[EXTRACTED INFORMATION]:

** Start **

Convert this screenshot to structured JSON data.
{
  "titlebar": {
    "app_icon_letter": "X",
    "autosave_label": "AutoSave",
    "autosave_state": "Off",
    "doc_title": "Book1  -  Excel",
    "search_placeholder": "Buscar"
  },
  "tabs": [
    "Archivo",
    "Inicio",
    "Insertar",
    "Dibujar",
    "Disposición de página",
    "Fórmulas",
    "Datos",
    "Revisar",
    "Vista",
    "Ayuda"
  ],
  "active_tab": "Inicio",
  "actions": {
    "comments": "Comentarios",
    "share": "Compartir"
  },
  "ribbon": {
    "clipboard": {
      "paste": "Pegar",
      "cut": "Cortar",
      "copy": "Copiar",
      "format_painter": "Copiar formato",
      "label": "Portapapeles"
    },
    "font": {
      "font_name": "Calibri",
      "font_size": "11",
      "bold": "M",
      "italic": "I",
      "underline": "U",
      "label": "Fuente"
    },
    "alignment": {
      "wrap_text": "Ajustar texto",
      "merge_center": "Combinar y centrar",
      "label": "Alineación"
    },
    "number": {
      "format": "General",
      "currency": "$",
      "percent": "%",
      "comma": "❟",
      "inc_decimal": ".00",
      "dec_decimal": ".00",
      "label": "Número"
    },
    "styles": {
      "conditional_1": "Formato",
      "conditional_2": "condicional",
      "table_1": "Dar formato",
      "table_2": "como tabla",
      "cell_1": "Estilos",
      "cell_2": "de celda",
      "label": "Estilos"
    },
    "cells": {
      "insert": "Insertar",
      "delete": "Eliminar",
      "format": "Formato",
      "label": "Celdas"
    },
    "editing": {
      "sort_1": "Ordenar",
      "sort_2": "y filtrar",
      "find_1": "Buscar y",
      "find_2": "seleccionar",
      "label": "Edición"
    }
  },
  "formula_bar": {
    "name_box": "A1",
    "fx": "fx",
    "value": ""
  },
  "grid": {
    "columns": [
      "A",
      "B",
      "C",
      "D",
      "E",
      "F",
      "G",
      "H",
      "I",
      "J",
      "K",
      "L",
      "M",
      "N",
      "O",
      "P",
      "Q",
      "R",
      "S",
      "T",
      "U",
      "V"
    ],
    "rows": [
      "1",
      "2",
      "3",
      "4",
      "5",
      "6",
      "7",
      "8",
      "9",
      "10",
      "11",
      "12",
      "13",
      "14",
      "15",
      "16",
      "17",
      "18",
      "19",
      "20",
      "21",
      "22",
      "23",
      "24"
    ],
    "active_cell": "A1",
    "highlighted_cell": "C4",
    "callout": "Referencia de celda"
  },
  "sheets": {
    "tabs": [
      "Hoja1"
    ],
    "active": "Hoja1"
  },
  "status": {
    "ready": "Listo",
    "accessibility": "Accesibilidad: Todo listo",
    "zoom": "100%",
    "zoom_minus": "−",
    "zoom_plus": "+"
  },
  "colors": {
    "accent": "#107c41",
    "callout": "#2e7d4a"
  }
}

** End **

[THE PROBLEM]:
In this exercise, repeat all entries exactly.

[EXPECTED ANSWER]:
Convert this screenshot to structured JSON data.
{
  "titlebar": {
    "app_icon_letter": "X",
    "autosave_label": "AutoSave",
    "autosave_state": "Off",
    "doc_title": "Book1  -  Excel",
    "search_placeholder": "Buscar"
  },
  "tabs": [
    "Archivo",
    "Inicio",
    "Insertar",
    "Dibujar",
    "Disposición de página",
    "Fórmulas",
    "Datos",
    "Revisar",
    "Vista",
    "Ayuda"
  ],
  "active_tab": "Inicio",
  "actions": {
    "comments": "Comentarios",
    "share": "Compartir"
  },
  "ribbon": {
    "clipboard": {
      "paste": "Pegar",
      "cut": "Cortar",
      "copy": "Copiar",
      "format_painter": "Copiar formato",
      "label": "Portapapeles"
    },
    "font": {
      "font_name": "Calibri",
      "font_size": "11",
      "bold": "M",
      "italic": "I",
      "underline": "U",
      "label": "Fuente"
    },
    "alignment": {
      "wrap_text": "Ajustar texto",
      "merge_center": "Combinar y centrar",
      "label": "Alineación"
    },
    "number": {
      "format": "General",
      "currency": "$",
      "percent": "%",
      "comma": "❟",
      "inc_decimal": ".00",
      "dec_decimal": ".00",
      "label": "Número"
    },
    "styles": {
      "conditional_1": "Formato",
      "conditional_2": "condicional",
      "table_1": "Dar formato",
      "table_2": "como tabla",
      "cell_1": "Estilos",
      "cell_2": "de celda",
      "label": "Estilos"
    },
    "cells": {
      "insert": "Insertar",
      "delete": "Eliminar",
      "format": "Formato",
      "label": "Celdas"
    },
    "editing": {
      "sort_1": "Ordenar",
      "sort_2": "y filtrar",
      "find_1": "Buscar y",
      "find_2": "seleccionar",
      "label": "Edición"
    }
  },
  "formula_bar": {
    "name_box": "A1",
    "fx": "fx",
    "value": ""
  },
  "grid": {
    "columns": [
      "A",
      "B",
      "C",
      "D",
      "E",
      "F",
      "G",
      "H",
      "I",
      "J",
      "K",
      "L",
      "M",
      "N",
      "O",
      "P",
      "Q",
      "R",
      "S",
      "T",
      "U",
      "V"
    ],
    "rows": [
      "1",
      "2",
      "3",
      "4",
      "5",
      "6",
      "7",
      "8",
      "9",
      "10",
      "11",
      "12",
      "13",
      "14",
      "15",
      "16",
      "17",
      "18",
      "19",
      "20",
      "21",
      "22",
      "23",
      "24"
    ],
    "active_cell": "A1",
    "highlighted_cell": "C4",
    "callout": "Referencia de celda"
  },
  "sheets": {
    "tabs": [
      "Hoja1"
    ],
    "active": "Hoja1"
  },
  "status": {
    "ready": "Listo",
    "accessibility": "Accesibilidad: Todo listo",
    "zoom": "100%",
    "zoom_minus": "−",
    "zoom_plus": "+"
  },
  "colors": {
    "accent": "#107c41",
    "callout": "#2e7d4a"
  }
}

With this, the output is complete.